Aim of the task:
Write the material out again in full, exactly.
━━━ Material for this task ━━━
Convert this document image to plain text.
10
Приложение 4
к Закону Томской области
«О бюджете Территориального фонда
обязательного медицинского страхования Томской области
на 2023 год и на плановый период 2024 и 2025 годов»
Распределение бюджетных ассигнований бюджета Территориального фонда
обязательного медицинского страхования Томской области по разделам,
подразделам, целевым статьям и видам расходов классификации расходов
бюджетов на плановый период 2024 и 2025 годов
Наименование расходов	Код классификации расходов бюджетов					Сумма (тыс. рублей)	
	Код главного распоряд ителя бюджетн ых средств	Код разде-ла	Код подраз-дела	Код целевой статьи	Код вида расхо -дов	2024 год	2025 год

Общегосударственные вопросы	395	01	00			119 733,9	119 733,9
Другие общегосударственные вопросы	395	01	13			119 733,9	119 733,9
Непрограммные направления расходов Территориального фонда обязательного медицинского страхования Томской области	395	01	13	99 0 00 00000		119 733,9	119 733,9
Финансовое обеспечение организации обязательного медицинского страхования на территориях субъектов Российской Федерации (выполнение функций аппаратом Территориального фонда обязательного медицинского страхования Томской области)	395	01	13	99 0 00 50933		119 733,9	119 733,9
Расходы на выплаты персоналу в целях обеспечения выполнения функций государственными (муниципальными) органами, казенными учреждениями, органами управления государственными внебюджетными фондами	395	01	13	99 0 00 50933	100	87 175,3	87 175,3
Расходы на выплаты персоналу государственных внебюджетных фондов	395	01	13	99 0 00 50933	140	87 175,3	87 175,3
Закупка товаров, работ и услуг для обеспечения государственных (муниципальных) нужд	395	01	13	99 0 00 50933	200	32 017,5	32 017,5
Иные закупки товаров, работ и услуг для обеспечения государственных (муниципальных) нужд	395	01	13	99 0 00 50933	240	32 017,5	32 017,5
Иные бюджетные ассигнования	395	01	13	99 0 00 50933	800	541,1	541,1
━━━
Complete output:
Convert this document image to plain text.
10
Приложение 4
к Закону Томской области
«О бюджете Территориального фонда
обязательного медицинского страхования Томской области
на 2023 год и на плановый период 2024 и 2025 годов»
Распределение бюджетных ассигнований бюджета Территориального фонда
обязательного медицинского страхования Томской области по разделам,
подразделам, целевым статьям и видам расходов классификации расходов
бюджетов на плановый период 2024 и 2025 годов
Наименование расходов	Код классификации расходов бюджетов					Сумма (тыс. рублей)	
	Код главного распоряд ителя бюджетн ых средств	Код разде-ла	Код подраз-дела	Код целевой статьи	Код вида расхо -дов	2024 год	2025 год

Общегосударственные вопросы	395	01	00			119 733,9	119 733,9
Другие общегосударственные вопросы	395	01	13			119 733,9	119 733,9
Непрограммные направления расходов Территориального фонда обязательного медицинского страхования Томской области	395	01	13	99 0 00 00000		119 733,9	119 733,9
Финансовое обеспечение организации обязательного медицинского страхования на территориях субъектов Российской Федерации (выполнение функций аппаратом Территориального фонда обязательного медицинского страхования Томской области)	395	01	13	99 0 00 50933		119 733,9	119 733,9
Расходы на выплаты персоналу в целях обеспечения выполнения функций государственными (муниципальными) органами, казенными учреждениями, органами управления государственными внебюджетными фондами	395	01	13	99 0 00 50933	100	87 175,3	87 175,3
Расходы на выплаты персоналу государственных внебюджетных фондов	395	01	13	99 0 00 50933	140	87 175,3	87 175,3
Закупка товаров, работ и услуг для обеспечения государственных (муниципальных) нужд	395	01	13	99 0 00 50933	200	32 017,5	32 017,5
Иные закупки товаров, работ и услуг для обеспечения государственных (муниципальных) нужд	395	01	13	99 0 00 50933	240	32 017,5	32 017,5
Иные бюджетные ассигнования	395	01	13	99 0 00 50933	800	541,1	541,1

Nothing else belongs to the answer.